The request:
Reproduce all of the data that follows, character for character.

─── Data supplied

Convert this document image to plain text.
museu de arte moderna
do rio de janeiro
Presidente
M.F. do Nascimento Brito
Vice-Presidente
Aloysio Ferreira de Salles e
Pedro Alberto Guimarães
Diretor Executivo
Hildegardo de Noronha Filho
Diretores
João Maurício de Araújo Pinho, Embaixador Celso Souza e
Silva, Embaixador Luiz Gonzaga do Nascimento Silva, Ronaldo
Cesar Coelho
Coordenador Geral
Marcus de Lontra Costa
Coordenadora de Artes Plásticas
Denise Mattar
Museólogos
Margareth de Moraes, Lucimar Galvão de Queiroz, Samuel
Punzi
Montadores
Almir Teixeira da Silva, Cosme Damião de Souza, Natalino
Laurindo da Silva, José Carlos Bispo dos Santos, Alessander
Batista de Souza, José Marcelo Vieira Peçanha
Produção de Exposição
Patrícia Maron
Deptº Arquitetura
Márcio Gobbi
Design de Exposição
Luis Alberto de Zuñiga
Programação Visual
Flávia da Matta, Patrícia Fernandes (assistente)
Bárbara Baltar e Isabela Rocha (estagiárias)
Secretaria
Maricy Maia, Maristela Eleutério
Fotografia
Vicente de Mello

──────

Task output:
Convert this document image to plain text.
museu de arte moderna
do rio de janeiro
Presidente
M.F. do Nascimento Brito
Vice-Presidente
Aloysio Ferreira de Salles e
Pedro Alberto Guimarães
Diretor Executivo
Hildegardo de Noronha Filho
Diretores
João Maurício de Araújo Pinho, Embaixador Celso Souza e
Silva, Embaixador Luiz Gonzaga do Nascimento Silva, Ronaldo
Cesar Coelho
Coordenador Geral
Marcus de Lontra Costa
Coordenadora de Artes Plásticas
Denise Mattar
Museólogos
Margareth de Moraes, Lucimar Galvão de Queiroz, Samuel
Punzi
Montadores
Almir Teixeira da Silva, Cosme Damião de Souza, Natalino
Laurindo da Silva, José Carlos Bispo dos Santos, Alessander
Batista de Souza, José Marcelo Vieira Peçanha
Produção de Exposição
Patrícia Maron
Deptº Arquitetura
Márcio Gobbi
Design de Exposição
Luis Alberto de Zuñiga
Programação Visual
Flávia da Matta, Patrícia Fernandes (assistente)
Bárbara Baltar e Isabela Rocha (estagiárias)
Secretaria
Maricy Maia, Maristela Eleutério
Fotografia
Vicente de Mello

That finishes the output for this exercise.